* START Reading text *
The Lakehouse architectural principle assumes you operate on all data loaded into the system. But sometimes you need to perform ad hoc analysis outside its perimeter — because the data you need isn't available in the Lakehouse platform for one reason or another. This is where federated access comes to the rescue. The standard engine for this task is Trino. It can extract data from external databases and, in some cases, even push down certain computations to the source system. The key requirement is having a suitable connector for the target database that can work with it efficiently.
Recently, a new Trino Teradata Connector was added to Alphyn Lakehouse. It allows users to pull the necessary data slices from Teradata as part of ad hoc queries and solves the problem of efficient data transfer: you can move terabytes across multiple threads without significantly increasing the load on the source.
In this article, we will cover:
How to organize efficient multi-threaded work with Teradata:
Where mistakes are commonly made;
What a correct solution looks like;
What capabilities the Alphyn Lakehouse Trino Teradata Connector provides:
Multi-threaded extraction;
Push-down optimizations.
A note before we begin
First, it is worth noting that we do not recommend using the Alphyn Lakehouse Trino Teradata Connector specifically for data migration into a Lakehouse platform or for regular batch loading. We have a specialized tool for efficient batch data transfer — Alphyn Alphyn Data Replicator — which, when working with Teradata, uses (at the user's or administrator's choice) either the Native Object Storage (NOS) mechanism or Teradata Parallel Transporter (TPT). The need for Trino-based access among our customers typically arises in federated use cases such as data reconciliation, data quality validation, source system data profiling, and so on.
* END Reading text *
> Actions to take:
a: Answer these questions about the Teradata connector article.
(i) Which engine does the article call the standard one for federated access?
(ii) What two mechanisms can the specialized batch transfer tool use when working with Teradata?
(iii) What federated use cases does the article name as typical reasons customers need Trino-based access?
b: In the Teradata connector article, reproduce the stretch from "Recently, a new" through "on the source.".
c: Proceed with the Teradata connector article from the point where it stops.
* START Records *
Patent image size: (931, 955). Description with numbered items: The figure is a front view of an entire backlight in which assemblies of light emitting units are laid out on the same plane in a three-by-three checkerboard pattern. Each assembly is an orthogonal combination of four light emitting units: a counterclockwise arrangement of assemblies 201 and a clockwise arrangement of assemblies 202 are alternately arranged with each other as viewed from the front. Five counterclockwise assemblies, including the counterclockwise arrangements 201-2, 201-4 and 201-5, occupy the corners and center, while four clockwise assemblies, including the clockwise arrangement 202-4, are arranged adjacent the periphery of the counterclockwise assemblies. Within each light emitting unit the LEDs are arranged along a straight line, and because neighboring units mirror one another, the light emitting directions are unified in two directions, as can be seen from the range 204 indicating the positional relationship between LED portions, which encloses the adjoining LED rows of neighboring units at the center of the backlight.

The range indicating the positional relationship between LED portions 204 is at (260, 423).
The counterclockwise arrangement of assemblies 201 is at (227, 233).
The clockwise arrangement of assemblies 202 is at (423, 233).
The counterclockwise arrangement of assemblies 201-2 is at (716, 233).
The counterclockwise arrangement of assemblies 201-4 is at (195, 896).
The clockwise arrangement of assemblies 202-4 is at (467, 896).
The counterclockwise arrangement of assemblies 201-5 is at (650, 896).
* END Records *
> Answers below:
a:
(i) Trino.
(ii) The Native Object Storage (NOS) mechanism or Teradata Parallel Transporter (TPT).
(iii) Data reconciliation, data quality validation, and source system data profiling.

b:
Recently, a new Trino Teradata Connector was added to Alphyn Lakehouse. It allows users to pull the necessary data slices from Teradata as part of ad hoc queries and solves the problem of efficient data transfer: you can move terabytes across multiple threads without significantly increasing the load on the source.

c:
Efficient Client Access to Teradata
A Brief Look at Teradata Architecture
A deep dive into the Teradata DBMS is not the goal of this article, but to make the remaining technical details clear and help everything come together by the end, we will briefly touch on the key architectural aspects. We expect more readers may be familiar with Greenplum, so we will also draw parallels with it.
Teradata is a shared-nothing MPP DBMS: each worker node has its own dedicated compute resources (CPU, RAM, Disk). Worker nodes are called AMPs (Access Module Processors; the full name is rarely used), and table rows are distributed across AMPs for storage and processing. AMPs are connected via the BYNET interconnect network. Users connect and send queries to Parsing Engine (PE) components — this is where query parsing, plan construction, task distribution to AMPs, execution control, and result assembly and delivery to the client all happen.
Teradata was designed a long time ago, when memory was far scarcer and far more expensive (though, publishing this article in early 2026, it is hard to talk about cheap memory either). The DBMS was therefore designed from the start to actively use the disk subsystem for intermediate computations and prepared result sets — this design persists today. In query plans, you will frequently see the DBMS writing to Spool — that is exactly this mechanism.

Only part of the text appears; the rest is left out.